**WRITTEN PROBLEM:** Report each line of the data that includes the word "help".

[Stored data entries]
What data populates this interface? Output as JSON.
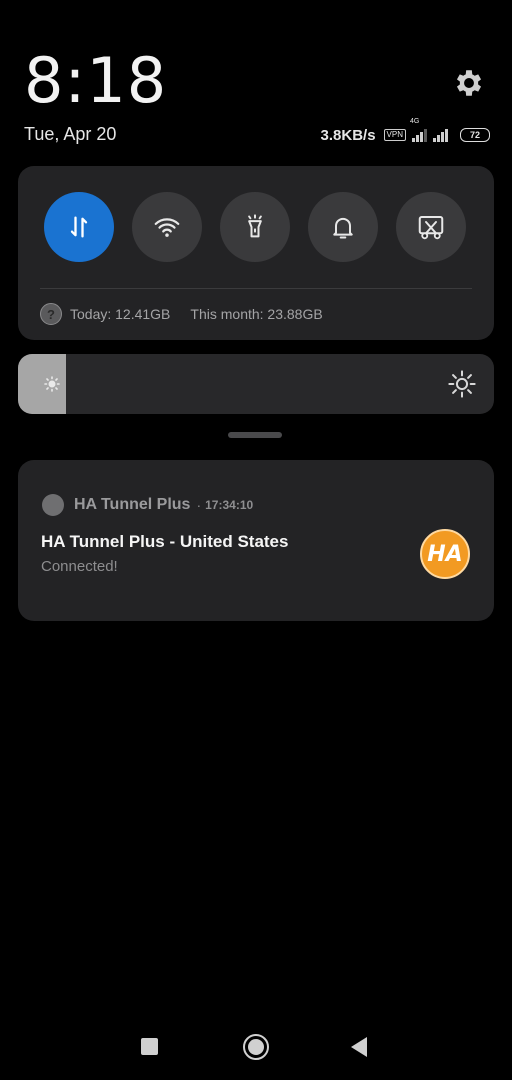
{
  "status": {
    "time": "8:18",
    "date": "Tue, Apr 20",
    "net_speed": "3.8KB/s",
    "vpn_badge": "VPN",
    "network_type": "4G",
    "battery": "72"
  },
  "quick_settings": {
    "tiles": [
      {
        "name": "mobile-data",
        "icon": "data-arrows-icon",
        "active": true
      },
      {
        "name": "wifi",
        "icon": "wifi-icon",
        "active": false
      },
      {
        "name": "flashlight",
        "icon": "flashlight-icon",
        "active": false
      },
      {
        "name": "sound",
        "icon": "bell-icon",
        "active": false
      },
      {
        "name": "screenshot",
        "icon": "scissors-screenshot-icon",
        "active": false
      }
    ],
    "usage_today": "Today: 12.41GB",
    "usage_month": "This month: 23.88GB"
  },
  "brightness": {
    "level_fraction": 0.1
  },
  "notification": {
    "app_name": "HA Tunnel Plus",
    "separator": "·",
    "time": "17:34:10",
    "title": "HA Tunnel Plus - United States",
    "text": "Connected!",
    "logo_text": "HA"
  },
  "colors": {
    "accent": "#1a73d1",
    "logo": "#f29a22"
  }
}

...

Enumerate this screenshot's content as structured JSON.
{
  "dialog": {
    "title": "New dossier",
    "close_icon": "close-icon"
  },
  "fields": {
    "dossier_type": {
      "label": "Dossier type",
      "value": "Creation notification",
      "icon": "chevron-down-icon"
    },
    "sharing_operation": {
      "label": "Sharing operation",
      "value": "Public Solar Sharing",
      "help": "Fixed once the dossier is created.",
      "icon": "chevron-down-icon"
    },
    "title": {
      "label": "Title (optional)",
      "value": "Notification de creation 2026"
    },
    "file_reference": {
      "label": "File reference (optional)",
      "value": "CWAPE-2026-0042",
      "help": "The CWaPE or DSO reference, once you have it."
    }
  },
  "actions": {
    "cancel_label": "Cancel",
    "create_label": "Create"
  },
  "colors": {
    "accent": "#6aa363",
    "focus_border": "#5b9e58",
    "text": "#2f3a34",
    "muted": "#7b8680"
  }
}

---

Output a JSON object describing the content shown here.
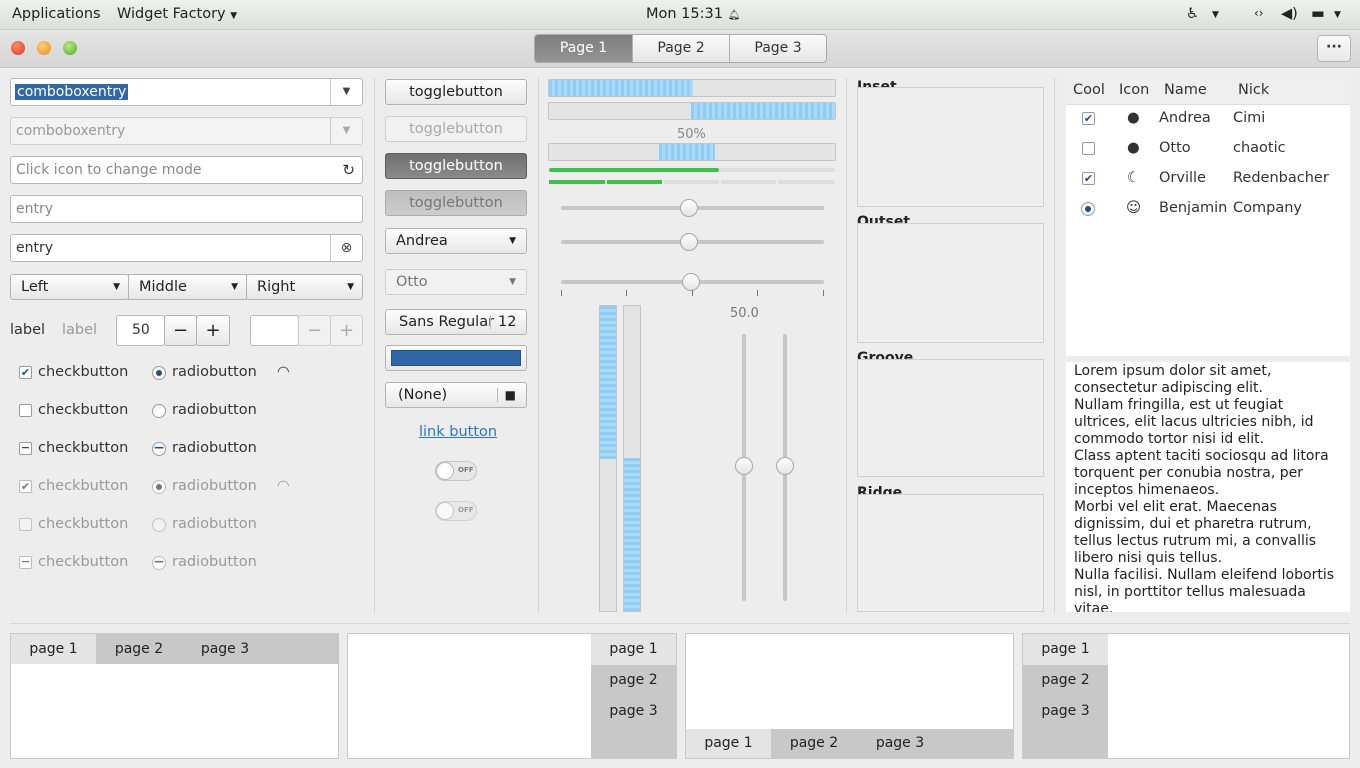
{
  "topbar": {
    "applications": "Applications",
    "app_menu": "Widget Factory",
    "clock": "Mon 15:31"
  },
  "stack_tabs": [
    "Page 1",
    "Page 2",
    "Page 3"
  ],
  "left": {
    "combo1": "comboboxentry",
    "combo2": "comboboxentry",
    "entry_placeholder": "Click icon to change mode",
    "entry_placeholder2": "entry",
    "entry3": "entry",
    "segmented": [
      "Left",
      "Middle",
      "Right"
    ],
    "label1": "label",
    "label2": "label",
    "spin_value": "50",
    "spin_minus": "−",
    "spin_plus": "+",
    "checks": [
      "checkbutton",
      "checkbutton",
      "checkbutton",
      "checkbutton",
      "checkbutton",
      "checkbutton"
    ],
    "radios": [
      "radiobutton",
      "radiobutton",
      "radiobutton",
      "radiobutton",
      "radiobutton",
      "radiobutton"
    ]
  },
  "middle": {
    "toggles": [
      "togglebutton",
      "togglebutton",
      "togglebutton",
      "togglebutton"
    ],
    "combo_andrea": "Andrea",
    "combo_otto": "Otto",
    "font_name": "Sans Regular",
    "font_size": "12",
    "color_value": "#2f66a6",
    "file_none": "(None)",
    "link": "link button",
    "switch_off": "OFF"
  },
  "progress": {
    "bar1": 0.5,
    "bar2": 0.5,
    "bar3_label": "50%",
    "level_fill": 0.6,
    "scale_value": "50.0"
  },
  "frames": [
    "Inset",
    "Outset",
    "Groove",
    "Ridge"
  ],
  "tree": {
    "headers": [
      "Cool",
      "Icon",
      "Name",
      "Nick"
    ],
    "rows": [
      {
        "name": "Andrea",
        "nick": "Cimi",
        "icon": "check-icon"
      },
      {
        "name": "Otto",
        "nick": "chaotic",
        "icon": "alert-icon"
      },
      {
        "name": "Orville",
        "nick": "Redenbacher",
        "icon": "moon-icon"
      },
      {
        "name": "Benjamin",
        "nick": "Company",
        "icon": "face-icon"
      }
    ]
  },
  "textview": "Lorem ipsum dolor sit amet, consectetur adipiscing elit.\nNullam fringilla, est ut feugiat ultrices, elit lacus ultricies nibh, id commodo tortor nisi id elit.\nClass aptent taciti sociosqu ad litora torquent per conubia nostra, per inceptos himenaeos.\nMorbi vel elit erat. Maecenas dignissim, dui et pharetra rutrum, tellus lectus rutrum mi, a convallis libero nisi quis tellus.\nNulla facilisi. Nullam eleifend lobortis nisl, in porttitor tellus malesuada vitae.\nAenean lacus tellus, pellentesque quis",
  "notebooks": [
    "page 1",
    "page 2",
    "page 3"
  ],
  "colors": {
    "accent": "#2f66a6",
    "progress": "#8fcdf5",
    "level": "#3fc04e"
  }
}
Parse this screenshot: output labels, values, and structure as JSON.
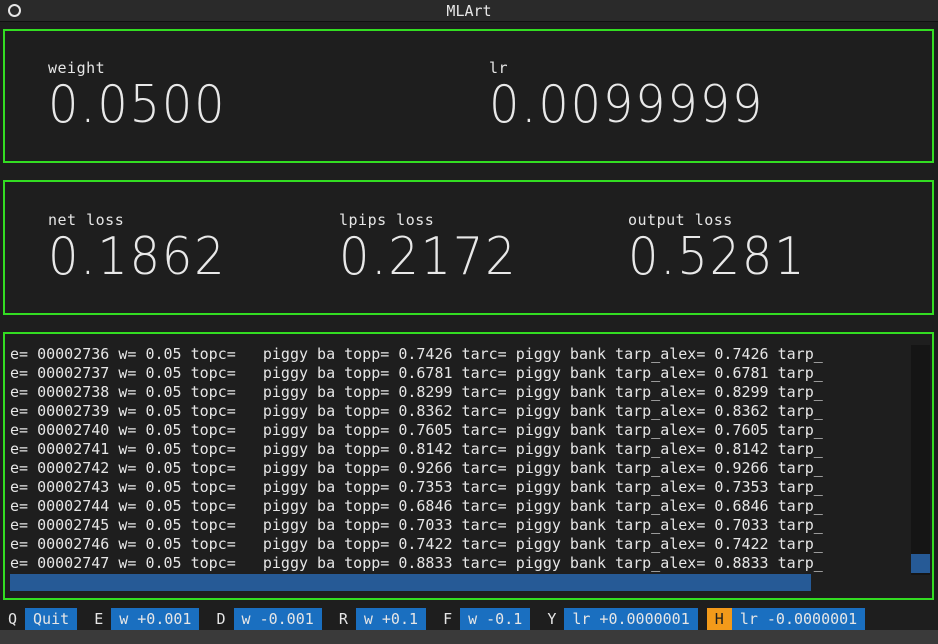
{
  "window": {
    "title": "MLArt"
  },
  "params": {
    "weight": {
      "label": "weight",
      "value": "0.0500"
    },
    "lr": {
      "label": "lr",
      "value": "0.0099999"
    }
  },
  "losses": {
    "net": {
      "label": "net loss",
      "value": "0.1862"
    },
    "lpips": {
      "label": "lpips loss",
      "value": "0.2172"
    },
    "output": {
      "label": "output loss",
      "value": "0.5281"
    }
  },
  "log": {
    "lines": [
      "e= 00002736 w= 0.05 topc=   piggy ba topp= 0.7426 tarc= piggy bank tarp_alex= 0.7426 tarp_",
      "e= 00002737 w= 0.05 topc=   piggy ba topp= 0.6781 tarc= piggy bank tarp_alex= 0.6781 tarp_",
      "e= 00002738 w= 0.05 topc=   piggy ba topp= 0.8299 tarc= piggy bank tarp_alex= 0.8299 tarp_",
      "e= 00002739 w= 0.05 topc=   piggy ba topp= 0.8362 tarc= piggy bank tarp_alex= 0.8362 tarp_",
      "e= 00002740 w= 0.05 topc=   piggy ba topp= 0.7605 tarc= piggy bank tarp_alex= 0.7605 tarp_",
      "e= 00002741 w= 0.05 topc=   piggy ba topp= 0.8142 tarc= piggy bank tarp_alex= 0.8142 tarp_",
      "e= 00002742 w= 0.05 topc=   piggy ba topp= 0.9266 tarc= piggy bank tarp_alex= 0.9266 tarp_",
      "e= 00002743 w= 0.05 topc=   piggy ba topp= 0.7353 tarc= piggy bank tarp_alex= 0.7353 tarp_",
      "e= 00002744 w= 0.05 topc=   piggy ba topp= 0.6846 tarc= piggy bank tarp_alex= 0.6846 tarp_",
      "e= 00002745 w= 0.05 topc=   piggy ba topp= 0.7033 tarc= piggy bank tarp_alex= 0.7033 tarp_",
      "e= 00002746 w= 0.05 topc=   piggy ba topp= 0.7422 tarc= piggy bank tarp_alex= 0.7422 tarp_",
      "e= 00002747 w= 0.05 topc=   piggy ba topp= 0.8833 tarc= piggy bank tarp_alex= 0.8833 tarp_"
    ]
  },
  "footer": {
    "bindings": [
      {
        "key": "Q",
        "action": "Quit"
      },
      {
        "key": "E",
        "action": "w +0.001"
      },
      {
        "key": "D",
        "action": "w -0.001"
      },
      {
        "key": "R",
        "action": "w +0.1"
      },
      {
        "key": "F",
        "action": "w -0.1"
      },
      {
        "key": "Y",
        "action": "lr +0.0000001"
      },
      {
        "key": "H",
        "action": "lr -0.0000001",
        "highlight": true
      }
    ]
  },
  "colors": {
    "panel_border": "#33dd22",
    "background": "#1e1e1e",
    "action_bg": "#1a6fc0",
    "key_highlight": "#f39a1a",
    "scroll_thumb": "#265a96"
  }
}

**EXERCISE RESULT:**
      "help": "Fixed once the dossier is created.",
      "help": "The CWaPE or DSO reference, once you have it."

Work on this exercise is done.